■ **Objective**
For the entries below, how many lines include the word "text"? Give the figure and nothing more.

■ **Dataset items**
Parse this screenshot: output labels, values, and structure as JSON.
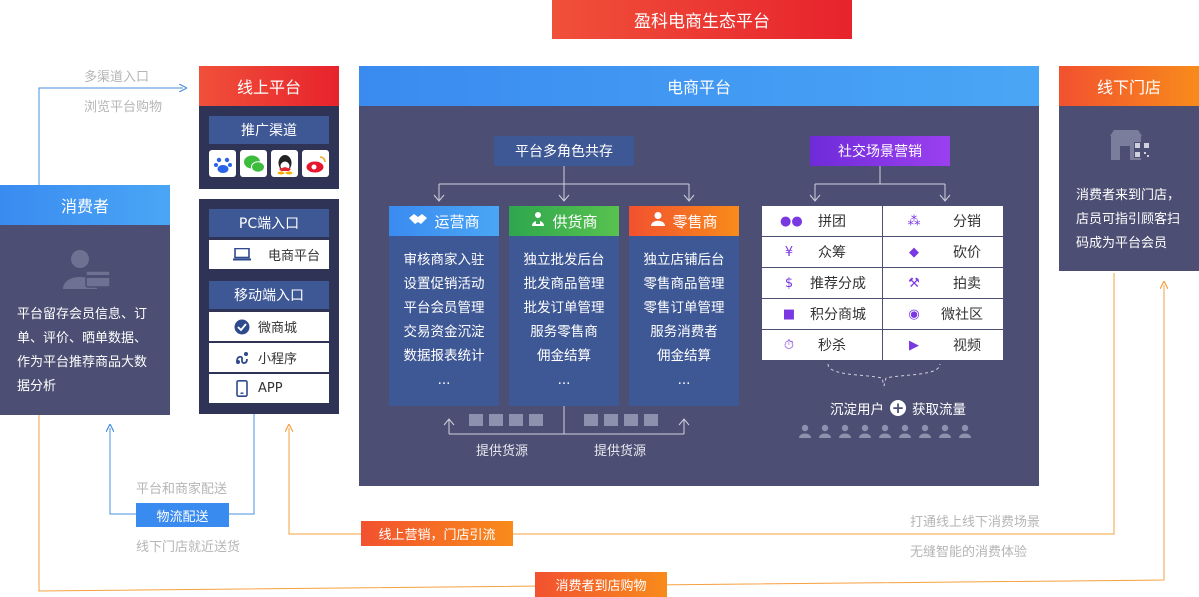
{
  "title": "盈科电商生态平台",
  "consumer": {
    "title": "消费者",
    "text": "平台留存会员信息、订单、评价、晒单数据、作为平台推荐商品大数据分析"
  },
  "channels_top": [
    "多渠道入口",
    "浏览平台购物"
  ],
  "online": {
    "title": "线上平台",
    "promo_title": "推广渠道",
    "promo_icons": [
      "baidu-icon",
      "wechat-icon",
      "qq-icon",
      "weibo-icon"
    ],
    "pc_title": "PC端入口",
    "pc_item": "电商平台",
    "mobile_title": "移动端入口",
    "mobile_items": [
      "微商城",
      "小程序",
      "APP"
    ]
  },
  "ecommerce": {
    "title": "电商平台",
    "roles_title": "平台多角色共存",
    "roles": [
      {
        "name": "运营商",
        "icon": "handshake-icon",
        "items": [
          "审核商家入驻",
          "设置促销活动",
          "平台会员管理",
          "交易资金沉淀",
          "数据报表统计",
          "..."
        ]
      },
      {
        "name": "供货商",
        "icon": "supplier-icon",
        "items": [
          "独立批发后台",
          "批发商品管理",
          "批发订单管理",
          "服务零售商",
          "佣金结算",
          "..."
        ]
      },
      {
        "name": "零售商",
        "icon": "retailer-icon",
        "items": [
          "独立店铺后台",
          "零售商品管理",
          "零售订单管理",
          "服务消费者",
          "佣金结算",
          "..."
        ]
      }
    ],
    "supply_labels": [
      "提供货源",
      "提供货源"
    ],
    "social_title": "社交场景营销",
    "social_items": [
      {
        "label": "拼团",
        "icon": "group-icon"
      },
      {
        "label": "分销",
        "icon": "distribution-icon"
      },
      {
        "label": "众筹",
        "icon": "crowdfunding-icon"
      },
      {
        "label": "砍价",
        "icon": "bargain-icon"
      },
      {
        "label": "推荐分成",
        "icon": "referral-icon"
      },
      {
        "label": "拍卖",
        "icon": "auction-icon"
      },
      {
        "label": "积分商城",
        "icon": "gift-icon"
      },
      {
        "label": "微社区",
        "icon": "community-icon"
      },
      {
        "label": "秒杀",
        "icon": "flash-sale-icon"
      },
      {
        "label": "视频",
        "icon": "video-icon"
      }
    ],
    "flow_left": "沉淀用户",
    "flow_right": "获取流量"
  },
  "offline": {
    "title": "线下门店",
    "text": "消费者来到门店，店员可指引顾客扫码成为平台会员"
  },
  "logistics": {
    "top_label": "平台和商家配送",
    "badge": "物流配送",
    "bottom_label": "线下门店就近送货"
  },
  "marketing_badge": "线上营销，门店引流",
  "offline_labels": [
    "打通线上线下消费场景",
    "无缝智能的消费体验"
  ],
  "store_badge": "消费者到店购物",
  "colors": {
    "panel": "#4c4f73",
    "role_body": "#3e5795",
    "accent_orange": "#f88b1b",
    "accent_blue": "#3a8bf0",
    "line_blue": "#4a8fe0",
    "line_orange": "#f6a040"
  }
}
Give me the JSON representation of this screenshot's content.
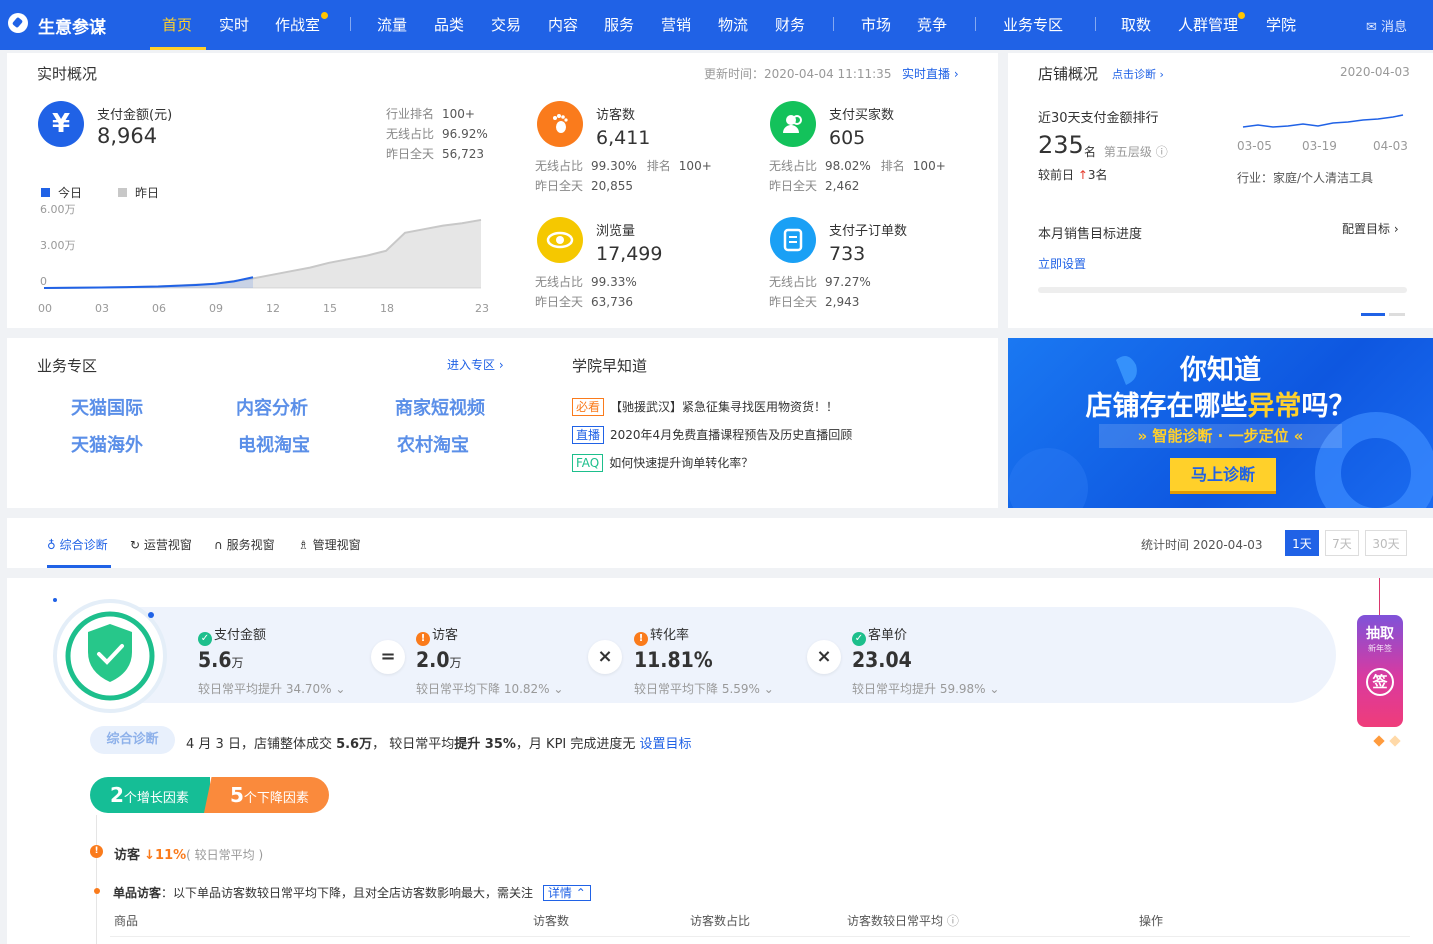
{
  "brand": "生意参谋",
  "nav": {
    "items": [
      "首页",
      "实时",
      "作战室",
      "流量",
      "品类",
      "交易",
      "内容",
      "服务",
      "营销",
      "物流",
      "财务",
      "市场",
      "竞争",
      "业务专区",
      "取数",
      "人群管理",
      "学院"
    ],
    "message": "消息"
  },
  "realtime": {
    "title": "实时概况",
    "update_label": "更新时间：2020-04-04 11:11:35",
    "live_link": "实时直播",
    "pay": {
      "label": "支付金额(元)",
      "value": "8,964",
      "rank_label": "行业排名",
      "rank": "100+",
      "wireless_label": "无线占比",
      "wireless": "96.92%",
      "yesterday_label": "昨日全天",
      "yesterday": "56,723"
    },
    "legend": {
      "today": "今日",
      "yesterday": "昨日"
    },
    "stats": [
      {
        "label": "访客数",
        "value": "6,411",
        "r1k": "无线占比",
        "r1v": "99.30%",
        "r1k2": "排名",
        "r1v2": "100+",
        "r2k": "昨日全天",
        "r2v": "20,855"
      },
      {
        "label": "支付买家数",
        "value": "605",
        "r1k": "无线占比",
        "r1v": "98.02%",
        "r1k2": "排名",
        "r1v2": "100+",
        "r2k": "昨日全天",
        "r2v": "2,462"
      },
      {
        "label": "浏览量",
        "value": "17,499",
        "r1k": "无线占比",
        "r1v": "99.33%",
        "r1k2": "",
        "r1v2": "",
        "r2k": "昨日全天",
        "r2v": "63,736"
      },
      {
        "label": "支付子订单数",
        "value": "733",
        "r1k": "无线占比",
        "r1v": "97.27%",
        "r1k2": "",
        "r1v2": "",
        "r2k": "昨日全天",
        "r2v": "2,943"
      }
    ]
  },
  "chart_data": {
    "type": "area",
    "x": [
      "00",
      "03",
      "06",
      "09",
      "12",
      "15",
      "18",
      "23"
    ],
    "yticks": [
      "6.00万",
      "3.00万",
      "0"
    ],
    "ylim": [
      0,
      60000
    ],
    "series": [
      {
        "name": "今日",
        "color": "#2062e6",
        "points": [
          [
            0,
            0
          ],
          [
            3,
            400
          ],
          [
            6,
            1200
          ],
          [
            8,
            2500
          ],
          [
            9,
            3500
          ],
          [
            10,
            5500
          ],
          [
            11,
            8964
          ]
        ]
      },
      {
        "name": "昨日",
        "color": "#c8c8c8",
        "points": [
          [
            0,
            0
          ],
          [
            3,
            400
          ],
          [
            6,
            1200
          ],
          [
            9,
            3500
          ],
          [
            11,
            8000
          ],
          [
            12,
            11000
          ],
          [
            13,
            14000
          ],
          [
            14,
            17000
          ],
          [
            15,
            21000
          ],
          [
            16,
            24000
          ],
          [
            17,
            27000
          ],
          [
            18,
            31000
          ],
          [
            19,
            46000
          ],
          [
            20,
            49000
          ],
          [
            21,
            52000
          ],
          [
            22,
            54000
          ],
          [
            23,
            56723
          ]
        ]
      }
    ]
  },
  "overview": {
    "title": "店铺概况",
    "diag_link": "点击诊断",
    "date": "2020-04-03",
    "rank_label": "近30天支付金额排行",
    "rank": "235",
    "rank_unit": "名",
    "tier": "第五层级",
    "compare_label": "较前日",
    "compare_value": "3名",
    "dates": [
      "03-05",
      "03-19",
      "04-03"
    ],
    "industry": "行业：家庭/个人清洁工具",
    "target_label": "本月销售目标进度",
    "config": "配置目标",
    "set_now": "立即设置"
  },
  "business": {
    "title": "业务专区",
    "enter": "进入专区",
    "items": [
      "天猫国际",
      "内容分析",
      "商家短视频",
      "天猫海外",
      "电视淘宝",
      "农村淘宝"
    ]
  },
  "academy": {
    "title": "学院早知道",
    "items": [
      {
        "tag": "必看",
        "text": "【驰援武汉】紧急征集寻找医用物资货！！",
        "color": "#fa7b1c"
      },
      {
        "tag": "直播",
        "text": "2020年4月免费直播课程预告及历史直播回顾",
        "color": "#2062e6"
      },
      {
        "tag": "FAQ",
        "text": "如何快速提升询单转化率？",
        "color": "#1dbf8c"
      }
    ]
  },
  "banner": {
    "line1": "你知道",
    "line2a": "店铺存在哪些",
    "line2b": "异常",
    "line2c": "吗？",
    "line3": "» 智能诊断 · 一步定位 «",
    "button": "马上诊断"
  },
  "diag": {
    "tabs": [
      "综合诊断",
      "运营视窗",
      "服务视窗",
      "管理视窗"
    ],
    "stat_label": "统计时间 2020-04-03",
    "ranges": [
      "1天",
      "7天",
      "30天"
    ],
    "metrics": [
      {
        "label": "支付金额",
        "value": "5.6",
        "unit": "万",
        "sub": "较日常平均提升 34.70%",
        "status": "ok"
      },
      {
        "label": "访客",
        "value": "2.0",
        "unit": "万",
        "sub": "较日常平均下降 10.82%",
        "status": "warn"
      },
      {
        "label": "转化率",
        "value": "11.81%",
        "unit": "",
        "sub": "较日常平均下降 5.59%",
        "status": "warn"
      },
      {
        "label": "客单价",
        "value": "23.04",
        "unit": "",
        "sub": "较日常平均提升 59.98%",
        "status": "ok"
      }
    ],
    "ops": [
      "=",
      "×",
      "×"
    ],
    "summary_tag": "综合诊断",
    "summary": {
      "t1": "4 月 3 日，店铺整体成交 ",
      "v1": "5.6万",
      "t2": "， 较日常平均",
      "v2": "提升 35%",
      "t3": "，月 KPI 完成进度无",
      "link": "设置目标"
    },
    "growth": {
      "n": "2",
      "label": "个增长因素"
    },
    "decline": {
      "n": "5",
      "label": "个下降因素"
    },
    "factor": {
      "name": "访客",
      "change": "↓11%",
      "note": "( 较日常平均 )"
    },
    "single": {
      "label": "单品访客",
      "text": "：以下单品访客数较日常平均下降，且对全店访客数影响最大，需关注",
      "detail": "详情"
    },
    "table_headers": [
      "商品",
      "访客数",
      "访客数占比",
      "访客数较日常平均",
      "操作"
    ],
    "sign": {
      "a": "抽取",
      "b": "新年签",
      "c": "签"
    }
  }
}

■ **The completed task**
6